### The exercise:
Select all lines with the string "automatique" in them, and copy those lines.

### Dataset records:
* * * * * * * * *
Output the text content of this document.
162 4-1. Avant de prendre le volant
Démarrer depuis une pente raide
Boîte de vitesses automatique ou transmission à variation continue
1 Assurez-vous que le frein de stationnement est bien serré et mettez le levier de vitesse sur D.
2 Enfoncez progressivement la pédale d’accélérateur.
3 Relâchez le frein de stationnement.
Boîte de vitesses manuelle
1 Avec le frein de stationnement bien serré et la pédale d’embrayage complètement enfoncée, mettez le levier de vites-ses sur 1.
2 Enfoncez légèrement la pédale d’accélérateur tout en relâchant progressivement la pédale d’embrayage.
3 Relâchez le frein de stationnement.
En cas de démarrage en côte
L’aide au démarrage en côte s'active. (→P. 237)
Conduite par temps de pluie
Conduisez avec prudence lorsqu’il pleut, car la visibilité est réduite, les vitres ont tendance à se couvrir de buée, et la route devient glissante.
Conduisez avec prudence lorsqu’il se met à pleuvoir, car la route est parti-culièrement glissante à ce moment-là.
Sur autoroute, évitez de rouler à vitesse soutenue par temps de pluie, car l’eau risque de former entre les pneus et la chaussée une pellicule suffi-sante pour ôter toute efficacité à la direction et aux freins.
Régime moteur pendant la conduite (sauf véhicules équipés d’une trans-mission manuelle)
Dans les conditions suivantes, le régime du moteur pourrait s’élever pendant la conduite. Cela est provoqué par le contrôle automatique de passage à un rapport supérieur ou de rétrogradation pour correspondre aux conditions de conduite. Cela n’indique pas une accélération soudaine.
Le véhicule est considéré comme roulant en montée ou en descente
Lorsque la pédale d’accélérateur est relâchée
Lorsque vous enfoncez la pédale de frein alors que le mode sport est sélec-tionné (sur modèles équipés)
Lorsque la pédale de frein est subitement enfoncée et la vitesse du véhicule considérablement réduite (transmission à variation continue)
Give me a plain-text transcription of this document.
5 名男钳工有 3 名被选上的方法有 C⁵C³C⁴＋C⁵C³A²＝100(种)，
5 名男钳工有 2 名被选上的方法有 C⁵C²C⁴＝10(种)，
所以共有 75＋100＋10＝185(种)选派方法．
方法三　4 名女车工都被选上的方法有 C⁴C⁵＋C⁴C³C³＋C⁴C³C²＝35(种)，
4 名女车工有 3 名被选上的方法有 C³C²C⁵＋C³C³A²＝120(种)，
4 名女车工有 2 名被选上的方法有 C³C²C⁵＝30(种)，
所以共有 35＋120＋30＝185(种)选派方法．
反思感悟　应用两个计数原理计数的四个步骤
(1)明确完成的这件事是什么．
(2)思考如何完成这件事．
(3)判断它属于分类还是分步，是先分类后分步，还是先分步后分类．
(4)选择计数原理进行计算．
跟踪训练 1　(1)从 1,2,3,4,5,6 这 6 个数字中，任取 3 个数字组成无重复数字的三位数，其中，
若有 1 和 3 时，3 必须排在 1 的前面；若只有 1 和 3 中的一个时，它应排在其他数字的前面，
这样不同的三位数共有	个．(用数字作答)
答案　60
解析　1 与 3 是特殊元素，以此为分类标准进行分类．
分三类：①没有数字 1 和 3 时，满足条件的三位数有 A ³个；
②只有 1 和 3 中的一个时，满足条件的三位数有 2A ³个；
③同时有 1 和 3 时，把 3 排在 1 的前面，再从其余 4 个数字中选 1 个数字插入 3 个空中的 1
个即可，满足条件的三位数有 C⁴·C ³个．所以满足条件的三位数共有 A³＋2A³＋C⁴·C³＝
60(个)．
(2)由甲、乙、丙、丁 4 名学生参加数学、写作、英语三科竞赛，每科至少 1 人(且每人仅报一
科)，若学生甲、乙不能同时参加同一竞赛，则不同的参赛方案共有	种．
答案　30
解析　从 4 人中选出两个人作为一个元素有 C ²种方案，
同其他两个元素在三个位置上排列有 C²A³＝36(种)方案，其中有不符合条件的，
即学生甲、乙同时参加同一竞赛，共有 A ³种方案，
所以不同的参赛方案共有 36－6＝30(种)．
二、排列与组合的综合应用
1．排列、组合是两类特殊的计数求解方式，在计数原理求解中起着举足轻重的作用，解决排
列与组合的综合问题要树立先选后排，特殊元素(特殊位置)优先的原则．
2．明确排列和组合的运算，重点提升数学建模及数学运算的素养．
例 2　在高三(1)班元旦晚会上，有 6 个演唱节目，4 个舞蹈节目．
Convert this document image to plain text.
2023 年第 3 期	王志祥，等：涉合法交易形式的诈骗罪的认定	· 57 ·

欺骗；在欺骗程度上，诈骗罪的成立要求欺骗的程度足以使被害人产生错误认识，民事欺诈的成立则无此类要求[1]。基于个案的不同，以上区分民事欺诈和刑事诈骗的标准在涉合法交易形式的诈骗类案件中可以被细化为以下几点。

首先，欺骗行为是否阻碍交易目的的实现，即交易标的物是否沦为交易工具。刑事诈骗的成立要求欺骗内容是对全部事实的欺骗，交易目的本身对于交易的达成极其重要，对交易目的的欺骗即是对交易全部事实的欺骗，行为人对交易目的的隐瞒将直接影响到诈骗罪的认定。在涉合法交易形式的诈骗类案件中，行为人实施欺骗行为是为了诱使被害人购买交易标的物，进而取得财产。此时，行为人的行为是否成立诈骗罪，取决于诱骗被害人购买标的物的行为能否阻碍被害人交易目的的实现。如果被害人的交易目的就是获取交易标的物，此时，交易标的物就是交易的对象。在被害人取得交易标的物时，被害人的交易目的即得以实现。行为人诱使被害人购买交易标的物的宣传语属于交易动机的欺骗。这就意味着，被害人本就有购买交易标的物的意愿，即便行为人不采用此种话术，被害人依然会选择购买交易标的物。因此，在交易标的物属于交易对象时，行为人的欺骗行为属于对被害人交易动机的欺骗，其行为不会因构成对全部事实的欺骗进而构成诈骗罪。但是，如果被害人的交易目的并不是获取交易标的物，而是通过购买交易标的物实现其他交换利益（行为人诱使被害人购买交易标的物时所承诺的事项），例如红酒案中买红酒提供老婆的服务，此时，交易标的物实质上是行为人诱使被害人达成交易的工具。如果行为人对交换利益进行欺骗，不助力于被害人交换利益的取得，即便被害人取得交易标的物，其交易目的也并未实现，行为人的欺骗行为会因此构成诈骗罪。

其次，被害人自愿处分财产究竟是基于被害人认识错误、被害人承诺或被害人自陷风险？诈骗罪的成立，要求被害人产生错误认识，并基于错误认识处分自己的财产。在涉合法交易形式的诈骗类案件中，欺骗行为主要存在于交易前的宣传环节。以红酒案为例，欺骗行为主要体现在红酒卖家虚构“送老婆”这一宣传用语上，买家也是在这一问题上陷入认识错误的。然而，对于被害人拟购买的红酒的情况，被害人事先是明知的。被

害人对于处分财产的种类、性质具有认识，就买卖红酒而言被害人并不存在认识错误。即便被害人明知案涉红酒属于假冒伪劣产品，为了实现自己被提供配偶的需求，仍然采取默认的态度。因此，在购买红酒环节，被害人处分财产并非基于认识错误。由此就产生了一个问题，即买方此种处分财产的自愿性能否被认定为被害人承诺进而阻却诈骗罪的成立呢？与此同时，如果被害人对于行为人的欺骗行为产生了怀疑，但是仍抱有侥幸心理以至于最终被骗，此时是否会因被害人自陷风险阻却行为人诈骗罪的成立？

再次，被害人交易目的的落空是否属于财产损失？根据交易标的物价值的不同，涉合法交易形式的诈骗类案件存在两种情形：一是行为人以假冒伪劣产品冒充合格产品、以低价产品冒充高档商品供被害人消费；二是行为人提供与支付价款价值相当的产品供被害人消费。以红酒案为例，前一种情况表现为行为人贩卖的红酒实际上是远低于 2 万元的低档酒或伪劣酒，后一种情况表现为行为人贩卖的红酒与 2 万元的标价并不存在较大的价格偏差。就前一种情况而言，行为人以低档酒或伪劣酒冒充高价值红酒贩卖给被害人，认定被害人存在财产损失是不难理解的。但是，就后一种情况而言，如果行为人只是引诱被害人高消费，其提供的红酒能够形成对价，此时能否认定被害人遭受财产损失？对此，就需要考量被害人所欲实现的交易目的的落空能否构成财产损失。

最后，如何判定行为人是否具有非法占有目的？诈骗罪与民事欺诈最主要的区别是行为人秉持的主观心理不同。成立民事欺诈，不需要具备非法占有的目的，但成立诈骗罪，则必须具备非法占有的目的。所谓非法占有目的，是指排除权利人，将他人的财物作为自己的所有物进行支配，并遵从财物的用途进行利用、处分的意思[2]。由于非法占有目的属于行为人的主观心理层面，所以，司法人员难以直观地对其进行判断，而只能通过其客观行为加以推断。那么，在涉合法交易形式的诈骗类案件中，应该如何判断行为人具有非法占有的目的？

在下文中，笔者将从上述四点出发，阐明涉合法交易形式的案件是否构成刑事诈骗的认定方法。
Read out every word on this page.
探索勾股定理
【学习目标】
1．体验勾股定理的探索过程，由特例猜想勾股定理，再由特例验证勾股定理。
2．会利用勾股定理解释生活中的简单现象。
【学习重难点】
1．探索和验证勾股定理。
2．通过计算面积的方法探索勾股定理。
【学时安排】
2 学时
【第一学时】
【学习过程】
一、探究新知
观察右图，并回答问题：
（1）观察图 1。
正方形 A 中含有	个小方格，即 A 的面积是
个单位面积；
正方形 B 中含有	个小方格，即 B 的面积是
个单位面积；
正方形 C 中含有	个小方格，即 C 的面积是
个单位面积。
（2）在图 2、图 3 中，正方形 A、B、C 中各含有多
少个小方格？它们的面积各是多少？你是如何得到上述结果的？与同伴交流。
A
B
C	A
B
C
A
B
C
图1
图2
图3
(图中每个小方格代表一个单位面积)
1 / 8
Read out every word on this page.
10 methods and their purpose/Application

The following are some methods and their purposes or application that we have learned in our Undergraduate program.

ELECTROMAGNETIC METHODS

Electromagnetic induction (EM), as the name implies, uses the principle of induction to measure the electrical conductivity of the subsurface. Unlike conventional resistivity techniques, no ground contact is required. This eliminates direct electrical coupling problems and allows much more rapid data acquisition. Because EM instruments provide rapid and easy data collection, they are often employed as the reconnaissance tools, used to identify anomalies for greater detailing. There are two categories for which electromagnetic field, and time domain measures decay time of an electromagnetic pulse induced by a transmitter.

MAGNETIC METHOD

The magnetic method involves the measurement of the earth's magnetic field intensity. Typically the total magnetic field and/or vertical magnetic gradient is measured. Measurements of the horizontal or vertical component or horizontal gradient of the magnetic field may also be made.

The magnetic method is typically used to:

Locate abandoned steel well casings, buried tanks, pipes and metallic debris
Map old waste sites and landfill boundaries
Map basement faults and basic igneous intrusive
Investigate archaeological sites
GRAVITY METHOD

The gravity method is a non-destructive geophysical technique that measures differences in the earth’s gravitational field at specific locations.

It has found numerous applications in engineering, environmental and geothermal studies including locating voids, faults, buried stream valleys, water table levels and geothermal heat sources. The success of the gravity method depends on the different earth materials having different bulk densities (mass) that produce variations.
* * * * * * * * *
### Exercise answer:
Boîte de vitesses automatique ou transmission à variation continue
Dans les conditions suivantes, le régime du moteur pourrait s’élever pendant la conduite. Cela est provoqué par le contrôle automatique de passage à un rapport supérieur ou de rétrogradation pour correspondre aux conditions de conduite. Cela n’indique pas une accélération soudaine.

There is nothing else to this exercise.